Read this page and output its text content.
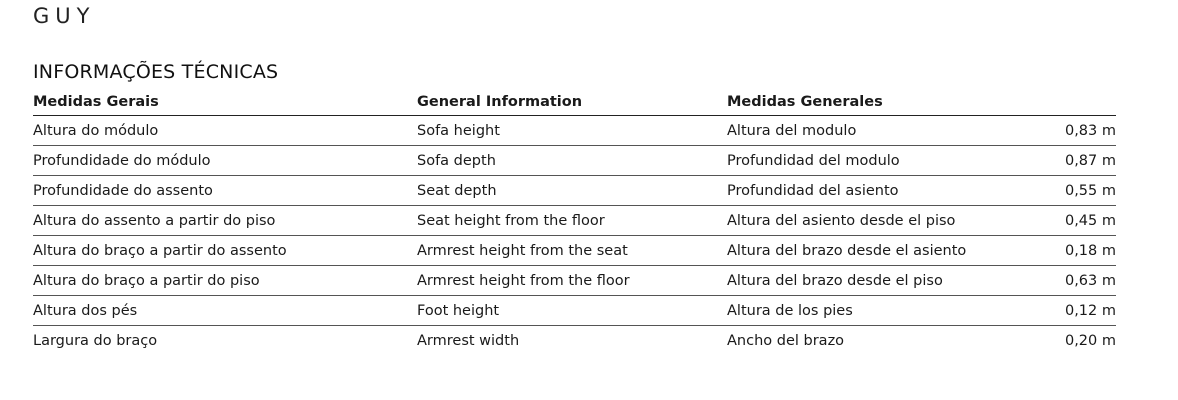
GUY
INFORMAÇÕES TÉCNICAS
Medidas Gerais	General Information	Medidas Generales	
Altura do módulo	Sofa height	Altura del modulo	0,83 m
Profundidade do módulo	Sofa depth	Profundidad del modulo	0,87 m
Profundidade do assento	Seat depth	Profundidad del asiento	0,55 m
Altura do assento a partir do piso	Seat height from the floor	Altura del asiento desde el piso	0,45 m
Altura do braço a partir do assento	Armrest height from the seat	Altura del brazo desde el asiento	0,18 m
Altura do braço a partir do piso	Armrest height from the floor	Altura del brazo desde el piso	0,63 m
Altura dos pés	Foot height	Altura de los pies	0,12 m
Largura do braço	Armrest width	Ancho del brazo	0,20 m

> [Objective] Repeat each entry exactly. Pictures do not belong in the copy.

> [Reply]
Read this page and output its text content.
GUY
INFORMAÇÕES TÉCNICAS
Medidas Gerais	General Information	Medidas Generales	
Altura do módulo	Sofa height	Altura del modulo	0,83 m
Profundidade do módulo	Sofa depth	Profundidad del modulo	0,87 m
Profundidade do assento	Seat depth	Profundidad del asiento	0,55 m
Altura do assento a partir do piso	Seat height from the floor	Altura del asiento desde el piso	0,45 m
Altura do braço a partir do assento	Armrest height from the seat	Altura del brazo desde el asiento	0,18 m
Altura do braço a partir do piso	Armrest height from the floor	Altura del brazo desde el piso	0,63 m
Altura dos pés	Foot height	Altura de los pies	0,12 m
Largura do braço	Armrest width	Ancho del brazo	0,20 m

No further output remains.